### Your instructions
Each line that follows should be printed again exactly as it stands.

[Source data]

+===+

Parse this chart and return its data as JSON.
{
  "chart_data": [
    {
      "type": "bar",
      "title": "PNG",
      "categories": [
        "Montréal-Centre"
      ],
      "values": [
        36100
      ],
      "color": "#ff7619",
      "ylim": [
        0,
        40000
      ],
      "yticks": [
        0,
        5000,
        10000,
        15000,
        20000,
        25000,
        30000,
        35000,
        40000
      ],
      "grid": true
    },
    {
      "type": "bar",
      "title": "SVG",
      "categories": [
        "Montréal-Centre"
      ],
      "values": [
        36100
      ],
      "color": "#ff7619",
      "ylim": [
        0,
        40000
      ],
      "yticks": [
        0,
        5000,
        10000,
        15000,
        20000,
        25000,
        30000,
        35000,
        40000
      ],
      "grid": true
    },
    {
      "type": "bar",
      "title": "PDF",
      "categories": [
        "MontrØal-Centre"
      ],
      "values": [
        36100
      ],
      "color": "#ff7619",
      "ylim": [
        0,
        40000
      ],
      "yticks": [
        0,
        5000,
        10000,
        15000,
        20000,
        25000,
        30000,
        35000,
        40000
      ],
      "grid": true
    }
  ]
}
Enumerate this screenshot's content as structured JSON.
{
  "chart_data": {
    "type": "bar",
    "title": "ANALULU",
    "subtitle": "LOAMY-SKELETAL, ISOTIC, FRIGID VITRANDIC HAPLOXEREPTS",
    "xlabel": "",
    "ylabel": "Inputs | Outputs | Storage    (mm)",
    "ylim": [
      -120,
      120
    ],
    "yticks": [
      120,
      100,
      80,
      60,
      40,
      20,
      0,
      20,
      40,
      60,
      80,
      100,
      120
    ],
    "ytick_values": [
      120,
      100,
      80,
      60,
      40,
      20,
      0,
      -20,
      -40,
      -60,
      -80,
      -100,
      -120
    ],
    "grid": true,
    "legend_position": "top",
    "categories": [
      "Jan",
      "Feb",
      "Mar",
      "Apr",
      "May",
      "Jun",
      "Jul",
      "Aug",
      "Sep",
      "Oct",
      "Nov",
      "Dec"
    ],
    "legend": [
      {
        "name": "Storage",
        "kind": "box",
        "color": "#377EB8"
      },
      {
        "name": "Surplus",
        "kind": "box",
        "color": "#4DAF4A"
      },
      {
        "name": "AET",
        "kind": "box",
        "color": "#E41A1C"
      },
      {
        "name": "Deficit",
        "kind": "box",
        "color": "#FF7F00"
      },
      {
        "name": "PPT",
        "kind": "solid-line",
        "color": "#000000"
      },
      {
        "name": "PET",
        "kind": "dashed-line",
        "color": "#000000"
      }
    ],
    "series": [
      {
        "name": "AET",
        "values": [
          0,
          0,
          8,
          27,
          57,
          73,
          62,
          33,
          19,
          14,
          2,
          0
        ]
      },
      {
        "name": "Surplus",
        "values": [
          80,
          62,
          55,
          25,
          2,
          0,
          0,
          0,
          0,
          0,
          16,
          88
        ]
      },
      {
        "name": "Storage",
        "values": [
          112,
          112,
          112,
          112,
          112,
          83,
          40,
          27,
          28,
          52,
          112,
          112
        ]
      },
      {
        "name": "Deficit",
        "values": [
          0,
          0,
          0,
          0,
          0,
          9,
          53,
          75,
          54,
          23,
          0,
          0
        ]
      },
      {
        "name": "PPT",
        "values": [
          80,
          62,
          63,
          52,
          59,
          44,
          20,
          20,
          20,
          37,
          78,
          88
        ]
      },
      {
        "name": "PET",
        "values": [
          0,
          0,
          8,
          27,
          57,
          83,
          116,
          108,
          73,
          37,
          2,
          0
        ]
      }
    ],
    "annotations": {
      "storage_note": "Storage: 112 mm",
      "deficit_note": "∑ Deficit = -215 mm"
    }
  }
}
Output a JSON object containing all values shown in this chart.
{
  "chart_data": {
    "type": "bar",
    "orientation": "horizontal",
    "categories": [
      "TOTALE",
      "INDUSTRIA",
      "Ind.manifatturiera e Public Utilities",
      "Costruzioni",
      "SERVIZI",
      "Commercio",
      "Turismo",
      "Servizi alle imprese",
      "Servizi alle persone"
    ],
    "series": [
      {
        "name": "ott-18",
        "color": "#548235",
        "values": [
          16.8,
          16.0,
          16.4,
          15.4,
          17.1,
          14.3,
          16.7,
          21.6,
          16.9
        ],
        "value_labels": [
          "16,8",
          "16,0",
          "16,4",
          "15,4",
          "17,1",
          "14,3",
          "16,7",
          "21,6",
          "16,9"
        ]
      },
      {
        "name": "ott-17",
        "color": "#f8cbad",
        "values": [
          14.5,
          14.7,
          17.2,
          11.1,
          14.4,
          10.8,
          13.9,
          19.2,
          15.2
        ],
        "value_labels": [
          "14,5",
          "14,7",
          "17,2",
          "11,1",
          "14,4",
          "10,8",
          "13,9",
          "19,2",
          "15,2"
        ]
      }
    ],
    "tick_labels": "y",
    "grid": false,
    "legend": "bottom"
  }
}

+===+

### Output
Parse this chart and return its data as JSON.
{
  "chart_data": [
    {
      "type": "bar",
      "title": "PNG",
      "categories": [
        "Montréal-Centre"
      ],
      "values": [
        36100
      ],
      "color": "#ff7619",
      "ylim": [
        0,
        40000
      ],
      "yticks": [
        0,
        5000,
        10000,
        15000,
        20000,
        25000,
        30000,
        35000,
        40000
      ],
      "grid": true
    },
    {
      "type": "bar",
      "title": "SVG",
      "categories": [
        "Montréal-Centre"
      ],
      "values": [
        36100
      ],
      "color": "#ff7619",
      "ylim": [
        0,
        40000
      ],
      "yticks": [
        0,
        5000,
        10000,
        15000,
        20000,
        25000,
        30000,
        35000,
        40000
      ],
      "grid": true
    },
    {
      "type": "bar",
      "title": "PDF",
      "categories": [
        "MontrØal-Centre"
      ],
      "values": [
        36100
      ],
      "color": "#ff7619",
      "ylim": [
        0,
        40000
      ],
      "yticks": [
        0,
        5000,
        10000,
        15000,
        20000,
        25000,
        30000,
        35000,
        40000
      ],
      "grid": true
    }
  ]
}
Enumerate this screenshot's content as structured JSON.
{
  "chart_data": {
    "type": "bar",
    "title": "ANALULU",
    "subtitle": "LOAMY-SKELETAL, ISOTIC, FRIGID VITRANDIC HAPLOXEREPTS",
    "xlabel": "",
    "ylabel": "Inputs | Outputs | Storage    (mm)",
    "ylim": [
      -120,
      120
    ],
    "yticks": [
      120,
      100,
      80,
      60,
      40,
      20,
      0,
      20,
      40,
      60,
      80,
      100,
      120
    ],
    "ytick_values": [
      120,
      100,
      80,
      60,
      40,
      20,
      0,
      -20,
      -40,
      -60,
      -80,
      -100,
      -120
    ],
    "grid": true,
    "legend_position": "top",
    "categories": [
      "Jan",
      "Feb",
      "Mar",
      "Apr",
      "May",
      "Jun",
      "Jul",
      "Aug",
      "Sep",
      "Oct",
      "Nov",
      "Dec"
    ],
    "legend": [
      {
        "name": "Storage",
        "kind": "box",
        "color": "#377EB8"
      },
      {
        "name": "Surplus",
        "kind": "box",
        "color": "#4DAF4A"
      },
      {
        "name": "AET",
        "kind": "box",
        "color": "#E41A1C"
      },
      {
        "name": "Deficit",
        "kind": "box",
        "color": "#FF7F00"
      },
      {
        "name": "PPT",
        "kind": "solid-line",
        "color": "#000000"
      },
      {
        "name": "PET",
        "kind": "dashed-line",
        "color": "#000000"
      }
    ],
    "series": [
      {
        "name": "AET",
        "values": [
          0,
          0,
          8,
          27,
          57,
          73,
          62,
          33,
          19,
          14,
          2,
          0
        ]
      },
      {
        "name": "Surplus",
        "values": [
          80,
          62,
          55,
          25,
          2,
          0,
          0,
          0,
          0,
          0,
          16,
          88
        ]
      },
      {
        "name": "Storage",
        "values": [
          112,
          112,
          112,
          112,
          112,
          83,
          40,
          27,
          28,
          52,
          112,
          112
        ]
      },
      {
        "name": "Deficit",
        "values": [
          0,
          0,
          0,
          0,
          0,
          9,
          53,
          75,
          54,
          23,
          0,
          0
        ]
      },
      {
        "name": "PPT",
        "values": [
          80,
          62,
          63,
          52,
          59,
          44,
          20,
          20,
          20,
          37,
          78,
          88
        ]
      },
      {
        "name": "PET",
        "values": [
          0,
          0,
          8,
          27,
          57,
          83,
          116,
          108,
          73,
          37,
          2,
          0
        ]
      }
    ],
    "annotations": {
      "storage_note": "Storage: 112 mm",
      "deficit_note": "∑ Deficit = -215 mm"
    }
  }
}
Output a JSON object containing all values shown in this chart.
{
  "chart_data": {
    "type": "bar",
    "orientation": "horizontal",
    "categories": [
      "TOTALE",
      "INDUSTRIA",
      "Ind.manifatturiera e Public Utilities",
      "Costruzioni",
      "SERVIZI",
      "Commercio",
      "Turismo",
      "Servizi alle imprese",
      "Servizi alle persone"
    ],
    "series": [
      {
        "name": "ott-18",
        "color": "#548235",
        "values": [
          16.8,
          16.0,
          16.4,
          15.4,
          17.1,
          14.3,
          16.7,
          21.6,
          16.9
        ],
        "value_labels": [
          "16,8",
          "16,0",
          "16,4",
          "15,4",
          "17,1",
          "14,3",
          "16,7",
          "21,6",
          "16,9"
        ]
      },
      {
        "name": "ott-17",
        "color": "#f8cbad",
        "values": [
          14.5,
          14.7,
          17.2,
          11.1,
          14.4,
          10.8,
          13.9,
          19.2,
          15.2
        ],
        "value_labels": [
          "14,5",
          "14,7",
          "17,2",
          "11,1",
          "14,4",
          "10,8",
          "13,9",
          "19,2",
          "15,2"
        ]
      }
    ],
    "tick_labels": "y",
    "grid": false,
    "legend": "bottom"
  }
}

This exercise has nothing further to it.